**Task description**
Carry none of the pictures over; set down the material below exactly.

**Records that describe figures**
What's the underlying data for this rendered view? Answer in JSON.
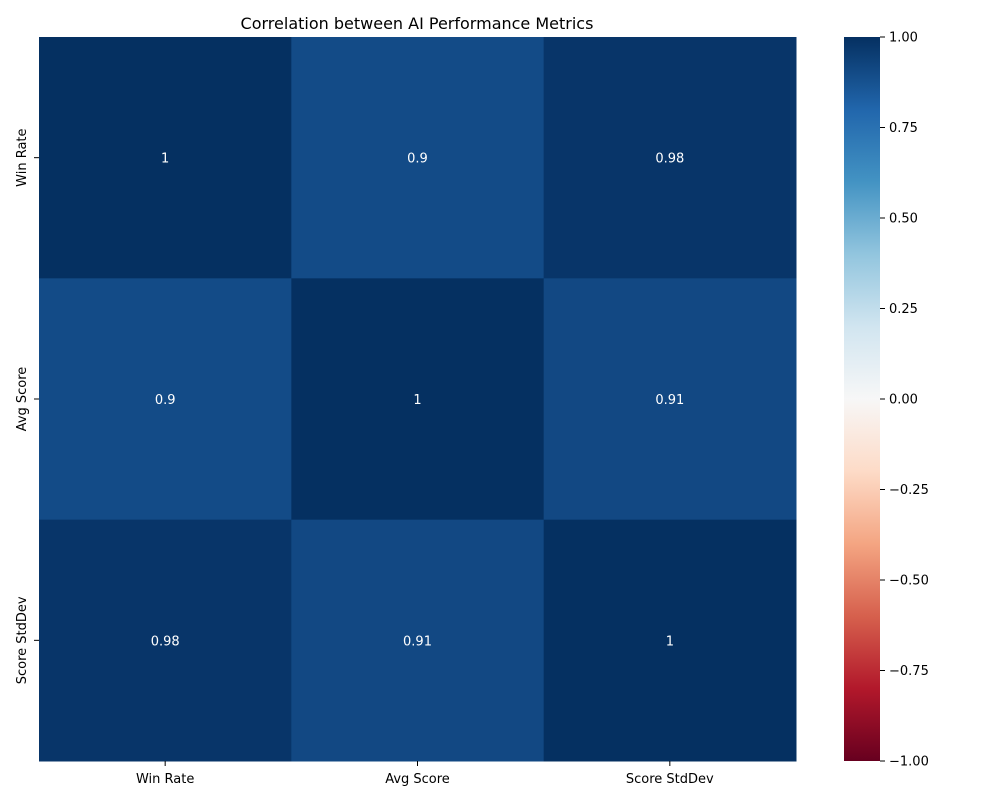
{
  "chart_data": {
    "type": "heatmap",
    "title": "Correlation between AI Performance Metrics",
    "xlabel": "",
    "ylabel": "",
    "x_categories": [
      "Win Rate",
      "Avg Score",
      "Score StdDev"
    ],
    "y_categories": [
      "Win Rate",
      "Avg Score",
      "Score StdDev"
    ],
    "values": [
      [
        1.0,
        0.9,
        0.98
      ],
      [
        0.9,
        1.0,
        0.91
      ],
      [
        0.98,
        0.91,
        1.0
      ]
    ],
    "annotations": [
      [
        "1",
        "0.9",
        "0.98"
      ],
      [
        "0.9",
        "1",
        "0.91"
      ],
      [
        "0.98",
        "0.91",
        "1"
      ]
    ],
    "colormap": "RdBu",
    "vmin": -1.0,
    "vmax": 1.0,
    "colorbar_ticks": [
      1.0,
      0.75,
      0.5,
      0.25,
      0.0,
      -0.25,
      -0.5,
      -0.75,
      -1.0
    ],
    "colorbar_tick_labels": [
      "1.00",
      "0.75",
      "0.50",
      "0.25",
      "0.00",
      "−0.25",
      "−0.50",
      "−0.75",
      "−1.00"
    ],
    "grid": false,
    "legend": "colorbar-right"
  }
}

**Result**
What's the underlying data for this rendered view? Answer in JSON.
{
  "chart_data": {
    "type": "heatmap",
    "title": "Correlation between AI Performance Metrics",
    "xlabel": "",
    "ylabel": "",
    "x_categories": [
      "Win Rate",
      "Avg Score",
      "Score StdDev"
    ],
    "y_categories": [
      "Win Rate",
      "Avg Score",
      "Score StdDev"
    ],
    "values": [
      [
        1.0,
        0.9,
        0.98
      ],
      [
        0.9,
        1.0,
        0.91
      ],
      [
        0.98,
        0.91,
        1.0
      ]
    ],
    "annotations": [
      [
        "1",
        "0.9",
        "0.98"
      ],
      [
        "0.9",
        "1",
        "0.91"
      ],
      [
        "0.98",
        "0.91",
        "1"
      ]
    ],
    "colormap": "RdBu",
    "vmin": -1.0,
    "vmax": 1.0,
    "colorbar_ticks": [
      1.0,
      0.75,
      0.5,
      0.25,
      0.0,
      -0.25,
      -0.5,
      -0.75,
      -1.0
    ],
    "colorbar_tick_labels": [
      "1.00",
      "0.75",
      "0.50",
      "0.25",
      "0.00",
      "−0.25",
      "−0.50",
      "−0.75",
      "−1.00"
    ],
    "grid": false,
    "legend": "colorbar-right"
  }
}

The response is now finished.